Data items

---*---

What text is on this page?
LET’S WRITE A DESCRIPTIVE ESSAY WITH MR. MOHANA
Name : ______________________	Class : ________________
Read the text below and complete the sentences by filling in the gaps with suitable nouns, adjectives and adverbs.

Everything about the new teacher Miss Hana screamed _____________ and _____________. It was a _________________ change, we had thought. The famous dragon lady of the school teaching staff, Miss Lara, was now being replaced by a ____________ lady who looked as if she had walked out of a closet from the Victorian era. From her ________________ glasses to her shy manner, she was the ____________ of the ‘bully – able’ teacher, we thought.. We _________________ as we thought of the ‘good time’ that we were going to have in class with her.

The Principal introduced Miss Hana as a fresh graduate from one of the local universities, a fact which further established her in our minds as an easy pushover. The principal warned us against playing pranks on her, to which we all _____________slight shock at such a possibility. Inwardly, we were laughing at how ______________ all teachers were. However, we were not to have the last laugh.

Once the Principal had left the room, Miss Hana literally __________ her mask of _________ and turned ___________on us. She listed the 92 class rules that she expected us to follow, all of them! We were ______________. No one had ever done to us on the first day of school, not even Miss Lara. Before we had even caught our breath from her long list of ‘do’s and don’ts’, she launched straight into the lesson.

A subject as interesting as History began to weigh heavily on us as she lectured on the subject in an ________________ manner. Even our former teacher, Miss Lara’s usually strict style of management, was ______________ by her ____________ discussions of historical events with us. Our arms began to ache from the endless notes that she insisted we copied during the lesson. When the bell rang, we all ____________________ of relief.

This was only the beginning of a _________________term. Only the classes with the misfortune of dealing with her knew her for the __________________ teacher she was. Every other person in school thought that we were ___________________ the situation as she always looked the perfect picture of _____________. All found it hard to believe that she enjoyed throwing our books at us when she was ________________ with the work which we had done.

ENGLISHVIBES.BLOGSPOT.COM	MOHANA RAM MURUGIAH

---*---

*Request*: Every record should be repeated exactly; please leave none out.

*Exercise result*:
What text is on this page?
LET’S WRITE A DESCRIPTIVE ESSAY WITH MR. MOHANA
Name : ______________________	Class : ________________
Read the text below and complete the sentences by filling in the gaps with suitable nouns, adjectives and adverbs.

Everything about the new teacher Miss Hana screamed _____________ and _____________. It was a _________________ change, we had thought. The famous dragon lady of the school teaching staff, Miss Lara, was now being replaced by a ____________ lady who looked as if she had walked out of a closet from the Victorian era. From her ________________ glasses to her shy manner, she was the ____________ of the ‘bully – able’ teacher, we thought.. We _________________ as we thought of the ‘good time’ that we were going to have in class with her.

The Principal introduced Miss Hana as a fresh graduate from one of the local universities, a fact which further established her in our minds as an easy pushover. The principal warned us against playing pranks on her, to which we all _____________slight shock at such a possibility. Inwardly, we were laughing at how ______________ all teachers were. However, we were not to have the last laugh.

Once the Principal had left the room, Miss Hana literally __________ her mask of _________ and turned ___________on us. She listed the 92 class rules that she expected us to follow, all of them! We were ______________. No one had ever done to us on the first day of school, not even Miss Lara. Before we had even caught our breath from her long list of ‘do’s and don’ts’, she launched straight into the lesson.

A subject as interesting as History began to weigh heavily on us as she lectured on the subject in an ________________ manner. Even our former teacher, Miss Lara’s usually strict style of management, was ______________ by her ____________ discussions of historical events with us. Our arms began to ache from the endless notes that she insisted we copied during the lesson. When the bell rang, we all ____________________ of relief.

This was only the beginning of a _________________term. Only the classes with the misfortune of dealing with her knew her for the __________________ teacher she was. Every other person in school thought that we were ___________________ the situation as she always looked the perfect picture of _____________. All found it hard to believe that she enjoyed throwing our books at us when she was ________________ with the work which we had done.

ENGLISHVIBES.BLOGSPOT.COM	MOHANA RAM MURUGIAH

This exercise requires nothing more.